Set problem >> The listing below should be copied in full, word for word.
>> start Material for the task
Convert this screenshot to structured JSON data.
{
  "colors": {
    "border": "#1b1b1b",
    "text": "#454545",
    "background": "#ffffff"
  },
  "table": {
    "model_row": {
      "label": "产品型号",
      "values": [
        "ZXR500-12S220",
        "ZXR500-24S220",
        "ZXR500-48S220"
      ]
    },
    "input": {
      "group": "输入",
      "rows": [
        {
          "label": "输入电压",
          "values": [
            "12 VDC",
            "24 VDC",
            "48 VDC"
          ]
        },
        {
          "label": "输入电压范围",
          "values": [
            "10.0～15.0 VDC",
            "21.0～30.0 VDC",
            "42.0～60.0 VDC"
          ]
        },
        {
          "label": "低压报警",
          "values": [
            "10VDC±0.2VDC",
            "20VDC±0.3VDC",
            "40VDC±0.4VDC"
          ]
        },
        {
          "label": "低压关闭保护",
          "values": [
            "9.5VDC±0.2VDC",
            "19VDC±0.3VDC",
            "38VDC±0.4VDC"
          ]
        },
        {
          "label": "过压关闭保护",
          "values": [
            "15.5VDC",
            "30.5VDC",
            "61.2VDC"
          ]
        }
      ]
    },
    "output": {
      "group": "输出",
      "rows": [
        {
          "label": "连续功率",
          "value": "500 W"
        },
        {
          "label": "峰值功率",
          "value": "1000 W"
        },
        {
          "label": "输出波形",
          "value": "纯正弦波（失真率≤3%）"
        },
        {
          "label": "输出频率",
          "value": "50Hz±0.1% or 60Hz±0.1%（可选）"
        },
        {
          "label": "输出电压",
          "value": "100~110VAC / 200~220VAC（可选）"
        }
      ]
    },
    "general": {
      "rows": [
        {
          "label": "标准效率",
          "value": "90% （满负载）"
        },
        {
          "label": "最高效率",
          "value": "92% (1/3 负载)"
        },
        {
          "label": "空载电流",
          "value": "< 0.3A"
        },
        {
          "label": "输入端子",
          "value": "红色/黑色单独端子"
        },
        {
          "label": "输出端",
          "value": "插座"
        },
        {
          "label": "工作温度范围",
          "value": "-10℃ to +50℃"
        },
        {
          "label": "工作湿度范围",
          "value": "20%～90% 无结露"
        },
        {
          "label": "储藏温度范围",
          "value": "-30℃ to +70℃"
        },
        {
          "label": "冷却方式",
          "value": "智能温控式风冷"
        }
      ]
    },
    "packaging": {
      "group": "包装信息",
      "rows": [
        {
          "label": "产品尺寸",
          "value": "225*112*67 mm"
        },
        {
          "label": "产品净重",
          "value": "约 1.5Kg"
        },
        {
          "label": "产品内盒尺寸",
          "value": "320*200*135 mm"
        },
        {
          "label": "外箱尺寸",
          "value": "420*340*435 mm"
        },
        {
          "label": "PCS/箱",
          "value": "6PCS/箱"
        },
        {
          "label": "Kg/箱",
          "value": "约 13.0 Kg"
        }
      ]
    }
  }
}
>> end Material for the task
In response >>
Convert this screenshot to structured JSON data.
{
  "colors": {
    "border": "#1b1b1b",
    "text": "#454545",
    "background": "#ffffff"
  },
  "table": {
    "model_row": {
      "label": "产品型号",
      "values": [
        "ZXR500-12S220",
        "ZXR500-24S220",
        "ZXR500-48S220"
      ]
    },
    "input": {
      "group": "输入",
      "rows": [
        {
          "label": "输入电压",
          "values": [
            "12 VDC",
            "24 VDC",
            "48 VDC"
          ]
        },
        {
          "label": "输入电压范围",
          "values": [
            "10.0～15.0 VDC",
            "21.0～30.0 VDC",
            "42.0～60.0 VDC"
          ]
        },
        {
          "label": "低压报警",
          "values": [
            "10VDC±0.2VDC",
            "20VDC±0.3VDC",
            "40VDC±0.4VDC"
          ]
        },
        {
          "label": "低压关闭保护",
          "values": [
            "9.5VDC±0.2VDC",
            "19VDC±0.3VDC",
            "38VDC±0.4VDC"
          ]
        },
        {
          "label": "过压关闭保护",
          "values": [
            "15.5VDC",
            "30.5VDC",
            "61.2VDC"
          ]
        }
      ]
    },
    "output": {
      "group": "输出",
      "rows": [
        {
          "label": "连续功率",
          "value": "500 W"
        },
        {
          "label": "峰值功率",
          "value": "1000 W"
        },
        {
          "label": "输出波形",
          "value": "纯正弦波（失真率≤3%）"
        },
        {
          "label": "输出频率",
          "value": "50Hz±0.1% or 60Hz±0.1%（可选）"
        },
        {
          "label": "输出电压",
          "value": "100~110VAC / 200~220VAC（可选）"
        }
      ]
    },
    "general": {
      "rows": [
        {
          "label": "标准效率",
          "value": "90% （满负载）"
        },
        {
          "label": "最高效率",
          "value": "92% (1/3 负载)"
        },
        {
          "label": "空载电流",
          "value": "< 0.3A"
        },
        {
          "label": "输入端子",
          "value": "红色/黑色单独端子"
        },
        {
          "label": "输出端",
          "value": "插座"
        },
        {
          "label": "工作温度范围",
          "value": "-10℃ to +50℃"
        },
        {
          "label": "工作湿度范围",
          "value": "20%～90% 无结露"
        },
        {
          "label": "储藏温度范围",
          "value": "-30℃ to +70℃"
        },
        {
          "label": "冷却方式",
          "value": "智能温控式风冷"
        }
      ]
    },
    "packaging": {
      "group": "包装信息",
      "rows": [
        {
          "label": "产品尺寸",
          "value": "225*112*67 mm"
        },
        {
          "label": "产品净重",
          "value": "约 1.5Kg"
        },
        {
          "label": "产品内盒尺寸",
          "value": "320*200*135 mm"
        },
        {
          "label": "外箱尺寸",
          "value": "420*340*435 mm"
        },
        {
          "label": "PCS/箱",
          "value": "6PCS/箱"
        },
        {
          "label": "Kg/箱",
          "value": "约 13.0 Kg"
        }
      ]
    }
  }
}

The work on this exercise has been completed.